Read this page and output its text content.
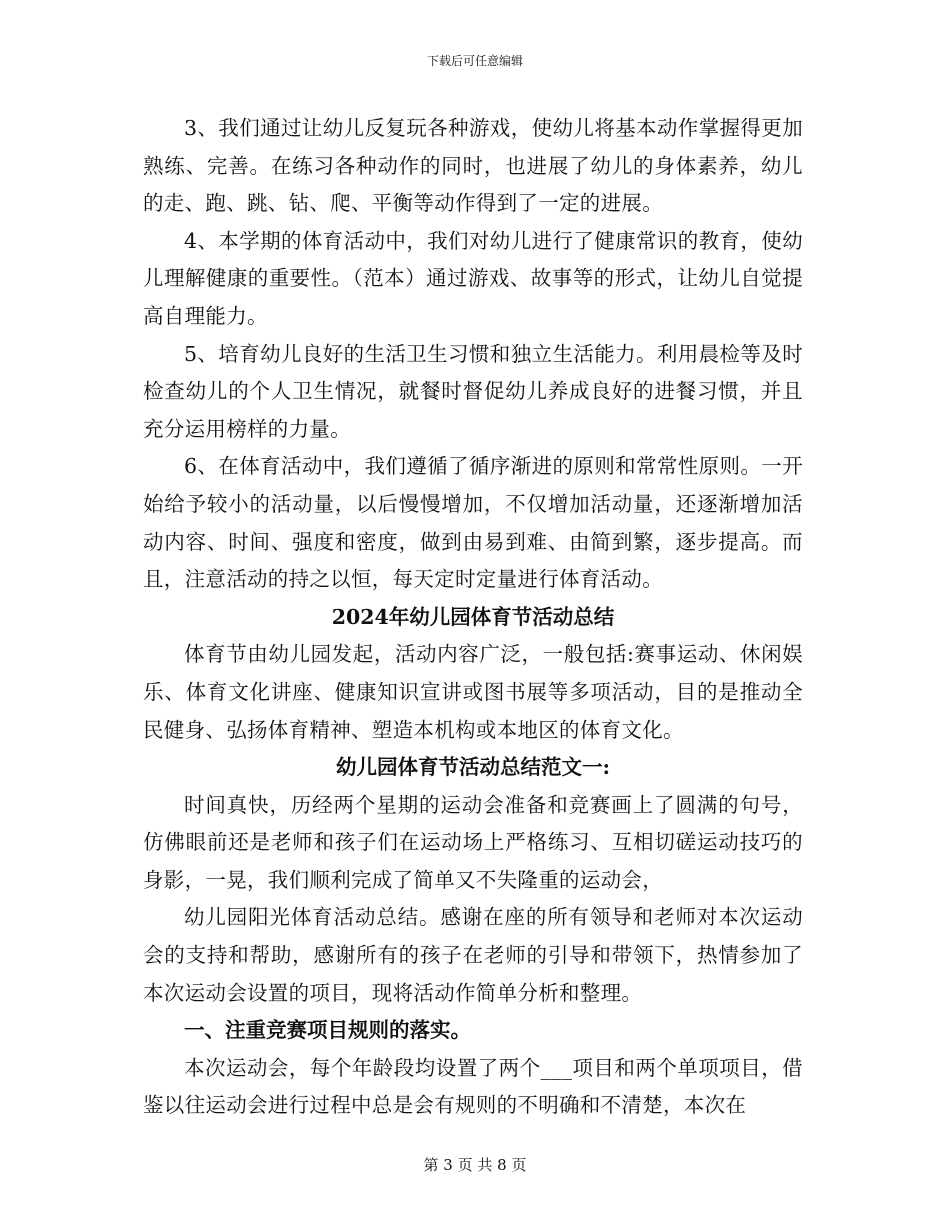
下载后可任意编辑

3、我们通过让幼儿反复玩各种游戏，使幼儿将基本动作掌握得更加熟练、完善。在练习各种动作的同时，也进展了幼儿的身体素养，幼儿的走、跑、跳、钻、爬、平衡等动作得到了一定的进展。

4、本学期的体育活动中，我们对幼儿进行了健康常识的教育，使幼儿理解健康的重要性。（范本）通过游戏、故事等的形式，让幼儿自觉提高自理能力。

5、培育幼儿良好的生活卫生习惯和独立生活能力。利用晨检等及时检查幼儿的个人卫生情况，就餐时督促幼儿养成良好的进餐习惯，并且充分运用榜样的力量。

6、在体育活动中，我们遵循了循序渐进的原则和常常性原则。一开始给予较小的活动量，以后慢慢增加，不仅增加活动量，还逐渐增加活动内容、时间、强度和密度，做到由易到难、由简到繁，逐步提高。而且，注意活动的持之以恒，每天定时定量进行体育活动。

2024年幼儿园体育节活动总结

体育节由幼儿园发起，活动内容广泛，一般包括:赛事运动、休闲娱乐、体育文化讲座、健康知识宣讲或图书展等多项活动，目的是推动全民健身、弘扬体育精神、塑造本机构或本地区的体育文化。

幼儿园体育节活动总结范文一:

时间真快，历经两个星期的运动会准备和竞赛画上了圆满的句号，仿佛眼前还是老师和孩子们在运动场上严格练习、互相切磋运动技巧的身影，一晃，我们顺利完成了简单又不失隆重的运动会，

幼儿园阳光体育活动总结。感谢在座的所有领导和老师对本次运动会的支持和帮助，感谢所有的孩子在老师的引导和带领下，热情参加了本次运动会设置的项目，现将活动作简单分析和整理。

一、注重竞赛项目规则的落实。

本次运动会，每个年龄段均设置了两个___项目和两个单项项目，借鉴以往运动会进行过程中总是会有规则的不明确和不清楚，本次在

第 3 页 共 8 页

■ EXERCISE OBJECTIVE: Transcribe the material exactly, and leave out whatever pictures it holds.

■ SOLUTION TO THIS PROBLEM:
Read this page and output its text content.
下载后可任意编辑

3、我们通过让幼儿反复玩各种游戏，使幼儿将基本动作掌握得更加熟练、完善。在练习各种动作的同时，也进展了幼儿的身体素养，幼儿的走、跑、跳、钻、爬、平衡等动作得到了一定的进展。

4、本学期的体育活动中，我们对幼儿进行了健康常识的教育，使幼儿理解健康的重要性。（范本）通过游戏、故事等的形式，让幼儿自觉提高自理能力。

5、培育幼儿良好的生活卫生习惯和独立生活能力。利用晨检等及时检查幼儿的个人卫生情况，就餐时督促幼儿养成良好的进餐习惯，并且充分运用榜样的力量。

6、在体育活动中，我们遵循了循序渐进的原则和常常性原则。一开始给予较小的活动量，以后慢慢增加，不仅增加活动量，还逐渐增加活动内容、时间、强度和密度，做到由易到难、由简到繁，逐步提高。而且，注意活动的持之以恒，每天定时定量进行体育活动。

2024年幼儿园体育节活动总结

体育节由幼儿园发起，活动内容广泛，一般包括:赛事运动、休闲娱乐、体育文化讲座、健康知识宣讲或图书展等多项活动，目的是推动全民健身、弘扬体育精神、塑造本机构或本地区的体育文化。

幼儿园体育节活动总结范文一:

时间真快，历经两个星期的运动会准备和竞赛画上了圆满的句号，仿佛眼前还是老师和孩子们在运动场上严格练习、互相切磋运动技巧的身影，一晃，我们顺利完成了简单又不失隆重的运动会，

幼儿园阳光体育活动总结。感谢在座的所有领导和老师对本次运动会的支持和帮助，感谢所有的孩子在老师的引导和带领下，热情参加了本次运动会设置的项目，现将活动作简单分析和整理。

一、注重竞赛项目规则的落实。

本次运动会，每个年龄段均设置了两个___项目和两个单项项目，借鉴以往运动会进行过程中总是会有规则的不明确和不清楚，本次在

第 3 页 共 8 页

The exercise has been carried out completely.